I cant think of a single reason, why the GC should not allow
this.

Wouldn't that mean you would need two flags for each such allocation:

1. fixed address
2. available for garbage collection

AFAIK, the pin flag is to be used when you pass a buffer or similar to
unmanaged code (or unsafe code using pointers) and rely on the garbage
collector not moving it about and perhaps not even being able to
determine when it has run out of scope.

For instance, the following two problems are solved by the dual function
of the pin flag:

You create a buffer, pass it to an unmanaged function, and the function
takes note of the address and returns. Other unmanaged functions are not
given the address for each call but rely on the original address that
was stored. In this scenario, the garbage collector should not move the
memory around.

You create a buffer, fill it with data and call an unmanaged function.
This function spawns a thread to process the data and returns. Your
managed code does not use the buffer any more, but will need to have it
pinned for the duration of the background processing to avoid it being
yanked away beneath the thread.

Or perhaps I'm misunderstanding something and mixing the pin flag with
something else?
 
J

Jesse McGrew

Hi!

It would be great, if the pinned arrays would be garbage
collectable. This would greatly reduce the amount of copy
back and forth the managed and unmanaged memory.
I cant think of a single reason, why the GC should not allow
this.

It would be also great, if the memory could already be allocated
as pinned:

double[] array= new pinned uninitialized double [500];

where uninitialized would mean that it is not set to zero, thus
saving processing power where GC pressure is high.

As I understand it, pinning is an attribute of the *reference*, not
the object itself. The object is pinned when there's a pinning
reference to it anywhere on the call stack.

Thus, it doesn't make sense for a pinned object to be garbage
collectible. The object can't be considered garbage anyway while
you're still holding a reference to it, and once you let go of the
last reference, it's no longer pinned.

I don't see why you'd even want it to be collectible, actually. The
point of pinning is to let unmanaged code access the object without
worrying that the GC will move it. But collecting the object and
letting its memory be used for something else is just as dangerous as
moving it!

Jesse
 
A

Atmapuri

Hi!
As I understand it, pinning is an attribute of the *reference*, not
the object itself. The object is pinned when there's a pinning
reference to it anywhere on the call stack.

Thus, it doesn't make sense for a pinned object to be garbage
collectible. The object can't be considered garbage anyway while
you're still holding a reference to it, and once you let go of the
last reference, it's no longer pinned.

I don't see why you'd even want it to be collectible, actually. The
point of pinning is to let unmanaged code access the object without
worrying that the GC will move it. But collecting the object and
letting its memory be used for something else is just as dangerous as
moving it!

You are mixing two points:

- reference to unamanged memory, where the word pinned also
means that it won't be collected.
- location of the array in GC (Heap or else).

When the array is pinned it is copied to heap. All I would like
to see is an option to allocate the array on the heap initially.

The array is automatically allocated on the heap once it exceeds
a certain size and thu's becomes "pinned", because the heap is
never compacted and all addresses are absolute.

Therefore, the pinned keyword during memory allocation would
only instruct the GC where to put the array. From there on it
can work as usual.

-------------------------

> [Given instruction]: Rewrite the forum thread on pinned arrays, starting with "- location of" and going on through "the heap initially.", and replace "option" with "setting".

> [Dataset excerpt]:
-------------------------

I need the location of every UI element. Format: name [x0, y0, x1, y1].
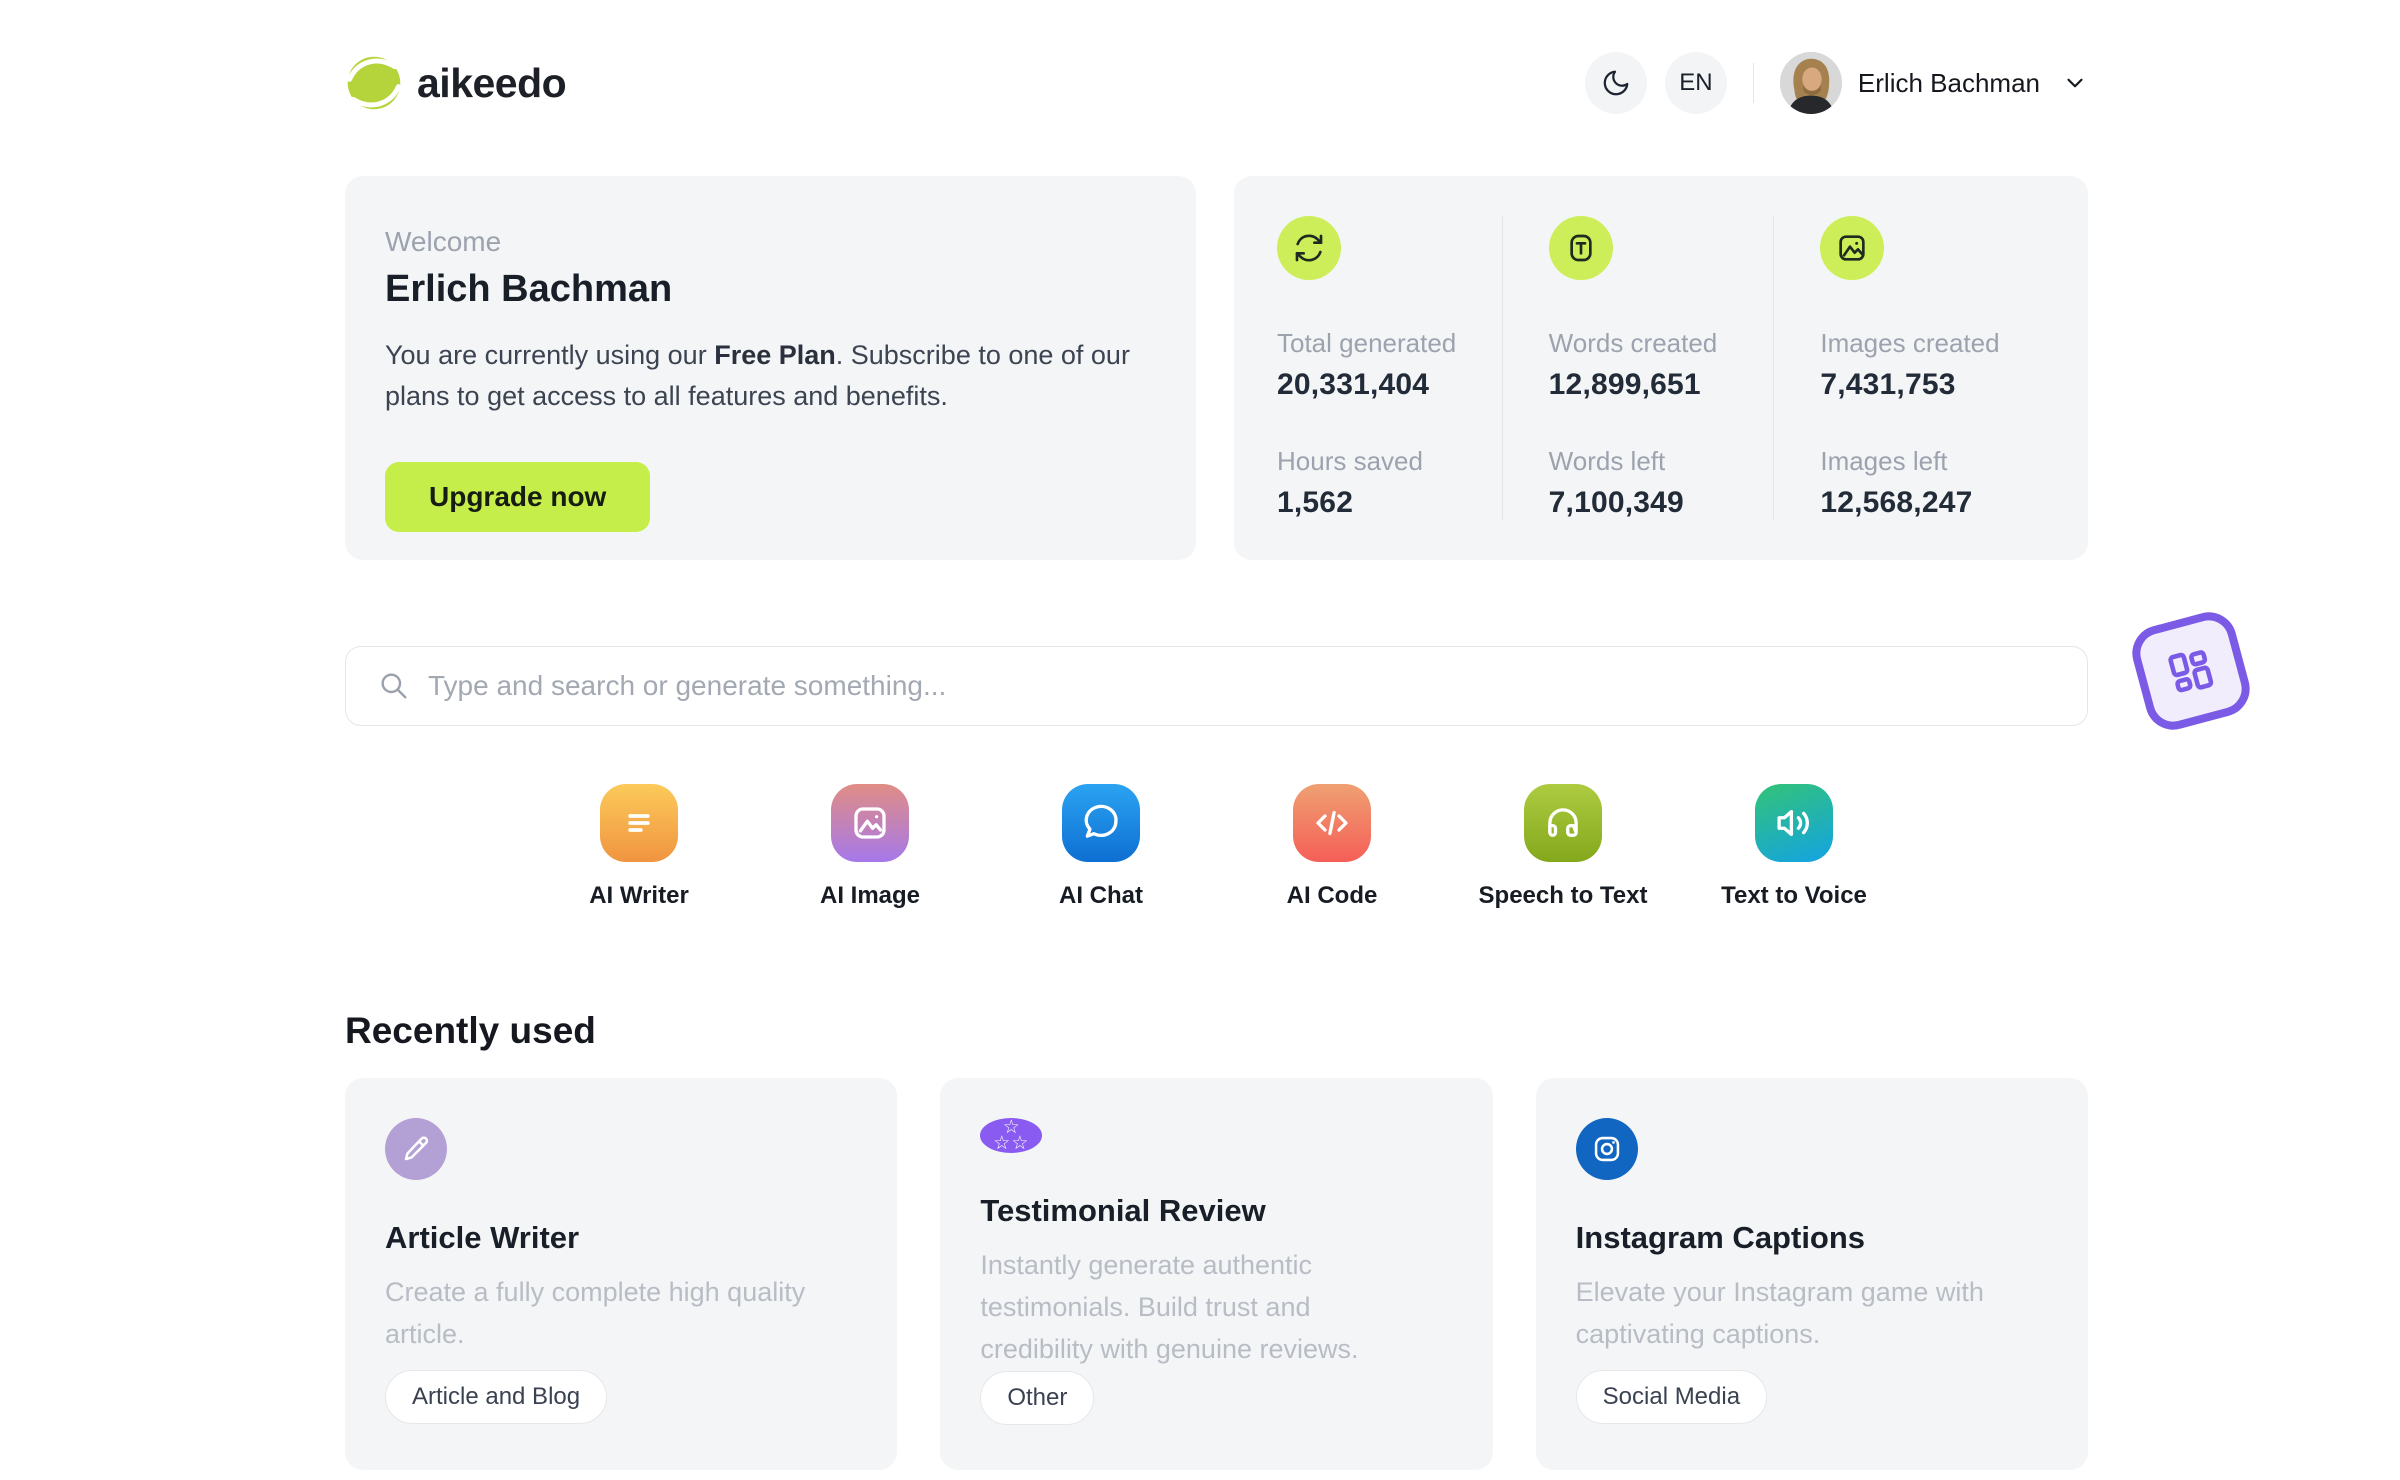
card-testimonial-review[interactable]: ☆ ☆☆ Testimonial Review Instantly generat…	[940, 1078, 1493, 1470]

-------------------------

> [The response]:
- location of the array in GC (Heap or else).

When the array is pinned it is copied to heap. All I would like
to see is an setting to allocate the array on the heap initially.